> _Directive_:
Where a line of the material contains the string "elder", copy that line.

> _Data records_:
>> START
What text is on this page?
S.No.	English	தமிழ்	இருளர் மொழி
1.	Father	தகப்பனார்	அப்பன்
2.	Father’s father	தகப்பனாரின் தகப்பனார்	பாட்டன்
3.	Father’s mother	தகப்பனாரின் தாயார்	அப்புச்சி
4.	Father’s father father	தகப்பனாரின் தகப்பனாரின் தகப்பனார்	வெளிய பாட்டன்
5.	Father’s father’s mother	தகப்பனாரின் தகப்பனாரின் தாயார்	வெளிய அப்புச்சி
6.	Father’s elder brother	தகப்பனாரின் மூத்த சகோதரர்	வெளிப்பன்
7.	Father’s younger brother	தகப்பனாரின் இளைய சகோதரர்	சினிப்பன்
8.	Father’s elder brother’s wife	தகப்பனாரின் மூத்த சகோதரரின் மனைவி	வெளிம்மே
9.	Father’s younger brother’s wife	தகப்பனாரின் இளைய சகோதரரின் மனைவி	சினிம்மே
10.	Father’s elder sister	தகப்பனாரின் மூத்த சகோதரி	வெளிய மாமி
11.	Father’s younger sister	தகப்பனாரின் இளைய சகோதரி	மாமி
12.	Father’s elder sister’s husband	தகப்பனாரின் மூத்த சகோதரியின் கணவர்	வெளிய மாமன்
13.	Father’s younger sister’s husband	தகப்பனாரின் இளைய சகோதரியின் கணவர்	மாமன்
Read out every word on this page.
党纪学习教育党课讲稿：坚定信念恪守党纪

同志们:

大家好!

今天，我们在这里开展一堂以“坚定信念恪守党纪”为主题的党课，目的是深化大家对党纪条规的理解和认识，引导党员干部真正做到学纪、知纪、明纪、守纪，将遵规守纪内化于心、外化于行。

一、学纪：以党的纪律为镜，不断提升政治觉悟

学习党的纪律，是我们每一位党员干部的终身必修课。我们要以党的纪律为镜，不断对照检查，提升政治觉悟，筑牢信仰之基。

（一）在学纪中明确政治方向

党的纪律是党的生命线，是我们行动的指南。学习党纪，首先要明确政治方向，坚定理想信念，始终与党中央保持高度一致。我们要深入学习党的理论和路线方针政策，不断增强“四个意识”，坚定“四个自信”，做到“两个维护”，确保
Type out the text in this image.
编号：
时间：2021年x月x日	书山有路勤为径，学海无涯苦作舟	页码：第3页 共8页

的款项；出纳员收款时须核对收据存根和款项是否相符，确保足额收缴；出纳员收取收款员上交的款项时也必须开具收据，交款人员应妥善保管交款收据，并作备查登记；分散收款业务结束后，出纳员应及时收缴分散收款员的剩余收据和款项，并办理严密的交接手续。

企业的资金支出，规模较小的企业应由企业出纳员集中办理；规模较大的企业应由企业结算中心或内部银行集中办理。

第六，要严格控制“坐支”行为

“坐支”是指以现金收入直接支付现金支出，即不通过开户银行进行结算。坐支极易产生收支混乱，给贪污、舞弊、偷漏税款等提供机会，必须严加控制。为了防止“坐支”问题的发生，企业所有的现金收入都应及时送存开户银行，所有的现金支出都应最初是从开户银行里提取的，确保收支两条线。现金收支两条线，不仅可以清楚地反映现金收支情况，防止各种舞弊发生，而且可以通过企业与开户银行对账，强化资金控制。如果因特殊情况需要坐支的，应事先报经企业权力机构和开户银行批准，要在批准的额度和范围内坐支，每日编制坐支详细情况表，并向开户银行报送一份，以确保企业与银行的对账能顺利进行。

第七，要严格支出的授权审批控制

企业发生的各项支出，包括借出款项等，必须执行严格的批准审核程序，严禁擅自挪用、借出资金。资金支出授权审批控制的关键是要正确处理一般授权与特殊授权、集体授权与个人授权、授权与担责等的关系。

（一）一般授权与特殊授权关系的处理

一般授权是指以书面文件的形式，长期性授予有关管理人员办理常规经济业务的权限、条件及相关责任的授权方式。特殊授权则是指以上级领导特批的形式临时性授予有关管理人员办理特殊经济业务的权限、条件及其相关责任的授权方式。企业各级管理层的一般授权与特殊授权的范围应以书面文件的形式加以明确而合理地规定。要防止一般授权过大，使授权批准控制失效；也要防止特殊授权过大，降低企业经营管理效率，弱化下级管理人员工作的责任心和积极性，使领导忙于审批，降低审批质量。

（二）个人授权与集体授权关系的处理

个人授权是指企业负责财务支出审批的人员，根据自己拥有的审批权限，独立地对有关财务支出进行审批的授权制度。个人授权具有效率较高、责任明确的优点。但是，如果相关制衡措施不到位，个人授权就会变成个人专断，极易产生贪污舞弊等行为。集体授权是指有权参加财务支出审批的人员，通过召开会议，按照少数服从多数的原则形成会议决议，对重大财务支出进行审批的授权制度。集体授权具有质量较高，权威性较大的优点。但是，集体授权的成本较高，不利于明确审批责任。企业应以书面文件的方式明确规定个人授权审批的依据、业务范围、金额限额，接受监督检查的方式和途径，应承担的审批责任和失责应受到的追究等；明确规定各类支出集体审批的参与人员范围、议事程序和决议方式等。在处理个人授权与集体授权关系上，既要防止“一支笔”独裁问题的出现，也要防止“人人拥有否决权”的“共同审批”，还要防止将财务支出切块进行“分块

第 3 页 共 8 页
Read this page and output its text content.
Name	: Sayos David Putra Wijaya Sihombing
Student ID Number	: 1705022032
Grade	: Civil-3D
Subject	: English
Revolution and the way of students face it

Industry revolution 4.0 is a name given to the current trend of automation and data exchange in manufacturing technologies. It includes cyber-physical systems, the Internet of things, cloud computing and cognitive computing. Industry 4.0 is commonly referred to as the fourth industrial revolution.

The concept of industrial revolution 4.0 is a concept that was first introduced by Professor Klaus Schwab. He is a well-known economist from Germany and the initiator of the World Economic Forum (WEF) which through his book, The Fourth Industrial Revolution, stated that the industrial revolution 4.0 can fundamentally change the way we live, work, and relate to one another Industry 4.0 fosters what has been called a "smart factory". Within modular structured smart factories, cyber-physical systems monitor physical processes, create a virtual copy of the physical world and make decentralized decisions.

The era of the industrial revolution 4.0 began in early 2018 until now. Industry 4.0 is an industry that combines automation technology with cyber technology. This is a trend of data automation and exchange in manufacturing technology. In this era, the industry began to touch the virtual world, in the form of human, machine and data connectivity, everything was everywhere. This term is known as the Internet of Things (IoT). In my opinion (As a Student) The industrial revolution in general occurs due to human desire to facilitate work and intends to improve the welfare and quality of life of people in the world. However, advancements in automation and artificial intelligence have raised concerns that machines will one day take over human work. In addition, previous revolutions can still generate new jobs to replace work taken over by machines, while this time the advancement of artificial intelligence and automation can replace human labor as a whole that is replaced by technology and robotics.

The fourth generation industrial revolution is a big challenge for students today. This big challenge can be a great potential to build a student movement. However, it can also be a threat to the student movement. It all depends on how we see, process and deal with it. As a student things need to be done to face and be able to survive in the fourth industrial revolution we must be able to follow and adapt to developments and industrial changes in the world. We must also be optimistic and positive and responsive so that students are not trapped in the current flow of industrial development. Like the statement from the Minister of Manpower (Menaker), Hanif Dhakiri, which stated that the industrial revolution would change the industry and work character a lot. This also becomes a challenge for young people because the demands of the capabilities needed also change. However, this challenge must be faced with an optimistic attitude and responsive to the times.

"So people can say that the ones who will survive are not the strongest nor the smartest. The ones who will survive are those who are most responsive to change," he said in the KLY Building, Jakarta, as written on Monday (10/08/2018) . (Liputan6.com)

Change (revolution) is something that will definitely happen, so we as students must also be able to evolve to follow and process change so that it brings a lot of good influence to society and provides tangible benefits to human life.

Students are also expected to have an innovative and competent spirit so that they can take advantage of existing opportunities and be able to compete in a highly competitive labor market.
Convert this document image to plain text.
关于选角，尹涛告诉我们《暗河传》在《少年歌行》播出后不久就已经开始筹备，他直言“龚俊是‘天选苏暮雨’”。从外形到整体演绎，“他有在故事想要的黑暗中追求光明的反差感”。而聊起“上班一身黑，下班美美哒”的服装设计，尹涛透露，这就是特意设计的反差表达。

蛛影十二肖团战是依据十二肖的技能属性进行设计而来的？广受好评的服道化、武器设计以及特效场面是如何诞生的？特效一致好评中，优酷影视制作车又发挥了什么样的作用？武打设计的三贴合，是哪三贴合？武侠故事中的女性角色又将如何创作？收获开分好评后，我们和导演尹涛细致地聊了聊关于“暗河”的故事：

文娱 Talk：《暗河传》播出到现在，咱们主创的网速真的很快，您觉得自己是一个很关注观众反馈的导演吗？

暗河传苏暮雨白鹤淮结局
>> END
> _Solution to the exercise_:
6.	Father’s elder brother	தகப்பனாரின் மூத்த சகோதரர்	வெளிப்பன்
8.	Father’s elder brother’s wife	தகப்பனாரின் மூத்த சகோதரரின் மனைவி	வெளிம்மே
10.	Father’s elder sister	தகப்பனாரின் மூத்த சகோதரி	வெளிய மாமி
12.	Father’s elder sister’s husband	தகப்பனாரின் மூத்த சகோதரியின் கணவர்	வெளிய மாமன்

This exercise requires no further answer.